Task prompt: How many of the lines below contain "places"? Answer with that number alone.

Data provided:
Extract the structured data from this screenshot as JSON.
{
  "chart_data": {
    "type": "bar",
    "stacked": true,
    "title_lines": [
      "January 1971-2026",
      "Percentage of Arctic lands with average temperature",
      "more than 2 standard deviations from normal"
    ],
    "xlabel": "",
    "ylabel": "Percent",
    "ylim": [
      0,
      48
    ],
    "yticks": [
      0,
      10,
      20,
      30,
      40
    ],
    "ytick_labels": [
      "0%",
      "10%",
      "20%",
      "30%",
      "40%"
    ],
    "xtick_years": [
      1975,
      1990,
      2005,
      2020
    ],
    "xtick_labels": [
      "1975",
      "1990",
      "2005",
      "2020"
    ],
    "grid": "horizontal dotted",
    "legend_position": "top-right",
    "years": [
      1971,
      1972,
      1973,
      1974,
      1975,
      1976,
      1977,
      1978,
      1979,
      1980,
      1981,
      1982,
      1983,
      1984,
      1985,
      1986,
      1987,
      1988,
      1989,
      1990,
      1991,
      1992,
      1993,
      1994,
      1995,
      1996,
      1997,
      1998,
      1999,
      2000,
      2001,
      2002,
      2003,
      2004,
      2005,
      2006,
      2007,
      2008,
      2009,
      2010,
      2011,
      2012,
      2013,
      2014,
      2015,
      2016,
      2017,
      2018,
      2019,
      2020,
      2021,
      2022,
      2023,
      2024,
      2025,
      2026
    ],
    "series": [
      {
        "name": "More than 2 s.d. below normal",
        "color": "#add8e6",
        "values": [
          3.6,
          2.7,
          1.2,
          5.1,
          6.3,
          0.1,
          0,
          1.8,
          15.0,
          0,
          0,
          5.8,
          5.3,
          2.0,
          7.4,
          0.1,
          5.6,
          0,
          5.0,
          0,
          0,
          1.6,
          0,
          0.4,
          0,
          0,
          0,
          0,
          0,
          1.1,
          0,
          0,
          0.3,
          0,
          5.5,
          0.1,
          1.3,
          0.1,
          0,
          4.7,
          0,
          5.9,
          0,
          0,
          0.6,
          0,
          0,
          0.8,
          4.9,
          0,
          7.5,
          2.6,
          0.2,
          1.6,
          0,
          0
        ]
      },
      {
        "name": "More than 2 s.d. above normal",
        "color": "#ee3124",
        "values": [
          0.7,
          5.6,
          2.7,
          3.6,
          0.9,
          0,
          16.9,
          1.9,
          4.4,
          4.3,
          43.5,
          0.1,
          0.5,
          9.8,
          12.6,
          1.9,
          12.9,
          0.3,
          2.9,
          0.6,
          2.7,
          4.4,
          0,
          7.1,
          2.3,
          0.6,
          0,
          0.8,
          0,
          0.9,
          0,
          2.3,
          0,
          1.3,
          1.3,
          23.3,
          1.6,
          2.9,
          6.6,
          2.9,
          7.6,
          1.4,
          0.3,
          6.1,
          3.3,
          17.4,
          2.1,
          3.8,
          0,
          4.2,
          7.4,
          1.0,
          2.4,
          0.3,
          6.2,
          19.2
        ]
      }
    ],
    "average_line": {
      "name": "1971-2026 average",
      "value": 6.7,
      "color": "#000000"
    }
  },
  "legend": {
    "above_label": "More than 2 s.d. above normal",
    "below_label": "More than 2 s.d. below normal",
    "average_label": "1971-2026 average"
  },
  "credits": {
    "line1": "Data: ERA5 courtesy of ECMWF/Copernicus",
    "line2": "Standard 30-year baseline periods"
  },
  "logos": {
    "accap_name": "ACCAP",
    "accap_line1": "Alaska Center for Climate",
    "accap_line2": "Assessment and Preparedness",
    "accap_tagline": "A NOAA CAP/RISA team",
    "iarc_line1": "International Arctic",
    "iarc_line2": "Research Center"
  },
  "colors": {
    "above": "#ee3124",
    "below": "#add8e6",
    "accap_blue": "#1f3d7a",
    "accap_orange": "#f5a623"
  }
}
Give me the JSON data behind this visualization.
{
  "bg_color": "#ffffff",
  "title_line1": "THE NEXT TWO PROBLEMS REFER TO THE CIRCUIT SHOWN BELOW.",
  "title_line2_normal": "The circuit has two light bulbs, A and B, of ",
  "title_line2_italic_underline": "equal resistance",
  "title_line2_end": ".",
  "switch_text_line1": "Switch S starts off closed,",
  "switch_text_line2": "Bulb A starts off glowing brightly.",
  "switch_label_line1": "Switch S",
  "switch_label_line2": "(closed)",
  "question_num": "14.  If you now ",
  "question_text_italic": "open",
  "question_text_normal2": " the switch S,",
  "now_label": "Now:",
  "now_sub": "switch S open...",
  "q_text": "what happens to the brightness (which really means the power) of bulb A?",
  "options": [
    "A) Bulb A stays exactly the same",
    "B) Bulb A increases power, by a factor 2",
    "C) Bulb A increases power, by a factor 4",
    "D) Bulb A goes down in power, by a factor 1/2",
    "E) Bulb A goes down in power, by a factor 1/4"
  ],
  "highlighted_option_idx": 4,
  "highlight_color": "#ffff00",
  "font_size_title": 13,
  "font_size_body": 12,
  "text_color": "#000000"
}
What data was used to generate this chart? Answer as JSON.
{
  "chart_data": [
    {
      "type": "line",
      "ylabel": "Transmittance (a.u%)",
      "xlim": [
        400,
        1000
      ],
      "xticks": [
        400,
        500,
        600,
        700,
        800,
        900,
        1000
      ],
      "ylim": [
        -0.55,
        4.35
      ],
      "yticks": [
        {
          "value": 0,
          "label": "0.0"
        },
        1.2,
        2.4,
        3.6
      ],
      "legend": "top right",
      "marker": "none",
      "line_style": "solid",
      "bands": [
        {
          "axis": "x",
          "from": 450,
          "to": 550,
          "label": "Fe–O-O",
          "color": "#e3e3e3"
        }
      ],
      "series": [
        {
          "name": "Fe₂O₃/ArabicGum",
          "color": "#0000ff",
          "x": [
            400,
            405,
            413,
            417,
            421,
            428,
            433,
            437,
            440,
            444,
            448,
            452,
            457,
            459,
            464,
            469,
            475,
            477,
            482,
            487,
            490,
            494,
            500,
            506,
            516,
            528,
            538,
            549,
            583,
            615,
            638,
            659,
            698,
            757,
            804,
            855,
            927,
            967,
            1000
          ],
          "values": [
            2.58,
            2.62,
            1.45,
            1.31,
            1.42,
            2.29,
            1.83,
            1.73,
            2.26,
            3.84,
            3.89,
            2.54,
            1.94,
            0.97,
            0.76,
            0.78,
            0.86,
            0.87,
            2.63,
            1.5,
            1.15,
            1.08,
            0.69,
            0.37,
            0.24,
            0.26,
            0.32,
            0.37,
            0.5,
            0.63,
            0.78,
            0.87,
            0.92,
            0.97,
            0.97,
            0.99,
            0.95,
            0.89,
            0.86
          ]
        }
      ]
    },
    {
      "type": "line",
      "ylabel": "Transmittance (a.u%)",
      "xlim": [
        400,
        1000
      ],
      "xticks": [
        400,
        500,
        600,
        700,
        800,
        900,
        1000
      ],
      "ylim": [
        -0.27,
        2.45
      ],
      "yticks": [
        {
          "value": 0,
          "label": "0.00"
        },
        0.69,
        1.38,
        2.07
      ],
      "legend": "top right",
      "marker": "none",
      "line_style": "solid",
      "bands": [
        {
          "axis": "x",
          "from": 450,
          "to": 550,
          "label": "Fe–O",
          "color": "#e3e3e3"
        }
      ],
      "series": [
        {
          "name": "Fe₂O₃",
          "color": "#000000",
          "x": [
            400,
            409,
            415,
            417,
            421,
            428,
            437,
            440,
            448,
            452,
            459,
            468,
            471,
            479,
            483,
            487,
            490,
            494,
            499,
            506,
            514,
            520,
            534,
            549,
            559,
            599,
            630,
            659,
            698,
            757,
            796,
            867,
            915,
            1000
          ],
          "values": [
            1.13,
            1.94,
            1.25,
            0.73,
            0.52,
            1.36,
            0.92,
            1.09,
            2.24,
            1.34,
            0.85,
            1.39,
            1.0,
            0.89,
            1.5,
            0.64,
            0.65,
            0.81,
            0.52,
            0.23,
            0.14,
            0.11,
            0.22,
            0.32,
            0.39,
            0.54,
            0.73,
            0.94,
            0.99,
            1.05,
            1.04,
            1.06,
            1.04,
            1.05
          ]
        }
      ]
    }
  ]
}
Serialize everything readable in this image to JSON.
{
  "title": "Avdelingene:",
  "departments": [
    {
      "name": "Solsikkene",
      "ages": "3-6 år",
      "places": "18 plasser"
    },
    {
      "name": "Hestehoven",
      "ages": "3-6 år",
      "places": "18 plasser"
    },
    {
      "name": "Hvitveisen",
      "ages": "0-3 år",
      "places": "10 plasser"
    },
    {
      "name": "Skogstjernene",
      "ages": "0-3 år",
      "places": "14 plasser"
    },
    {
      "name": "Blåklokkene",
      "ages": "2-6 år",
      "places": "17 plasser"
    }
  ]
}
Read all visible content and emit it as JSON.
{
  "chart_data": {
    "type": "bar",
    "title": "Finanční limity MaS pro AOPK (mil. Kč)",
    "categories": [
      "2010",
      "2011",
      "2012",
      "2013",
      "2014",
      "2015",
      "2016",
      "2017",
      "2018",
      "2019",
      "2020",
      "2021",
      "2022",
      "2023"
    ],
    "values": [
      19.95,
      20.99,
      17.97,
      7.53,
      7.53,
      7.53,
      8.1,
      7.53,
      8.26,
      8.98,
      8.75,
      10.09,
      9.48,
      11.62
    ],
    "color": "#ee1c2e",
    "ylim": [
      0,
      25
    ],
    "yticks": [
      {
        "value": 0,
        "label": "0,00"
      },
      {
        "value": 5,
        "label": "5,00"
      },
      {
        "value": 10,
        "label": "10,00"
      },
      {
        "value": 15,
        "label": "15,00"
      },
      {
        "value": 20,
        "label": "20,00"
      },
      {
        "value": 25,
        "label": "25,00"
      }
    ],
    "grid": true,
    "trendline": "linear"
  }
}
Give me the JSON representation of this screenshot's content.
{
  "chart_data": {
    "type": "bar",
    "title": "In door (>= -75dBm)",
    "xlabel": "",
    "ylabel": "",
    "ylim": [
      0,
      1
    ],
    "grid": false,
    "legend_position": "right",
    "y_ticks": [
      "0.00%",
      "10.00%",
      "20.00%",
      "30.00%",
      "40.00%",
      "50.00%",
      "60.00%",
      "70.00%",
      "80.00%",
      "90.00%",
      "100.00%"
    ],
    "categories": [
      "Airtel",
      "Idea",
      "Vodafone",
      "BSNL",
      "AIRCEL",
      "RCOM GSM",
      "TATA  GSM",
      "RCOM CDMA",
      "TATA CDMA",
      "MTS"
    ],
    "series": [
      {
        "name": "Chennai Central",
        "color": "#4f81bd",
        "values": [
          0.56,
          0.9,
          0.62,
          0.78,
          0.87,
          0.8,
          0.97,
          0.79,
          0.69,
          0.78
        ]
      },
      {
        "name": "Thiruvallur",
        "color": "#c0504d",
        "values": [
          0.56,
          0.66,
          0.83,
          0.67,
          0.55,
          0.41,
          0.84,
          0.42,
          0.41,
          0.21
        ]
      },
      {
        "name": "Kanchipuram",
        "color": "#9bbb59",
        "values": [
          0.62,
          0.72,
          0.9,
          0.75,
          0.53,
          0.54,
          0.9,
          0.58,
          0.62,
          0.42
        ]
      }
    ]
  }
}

Complete output: 5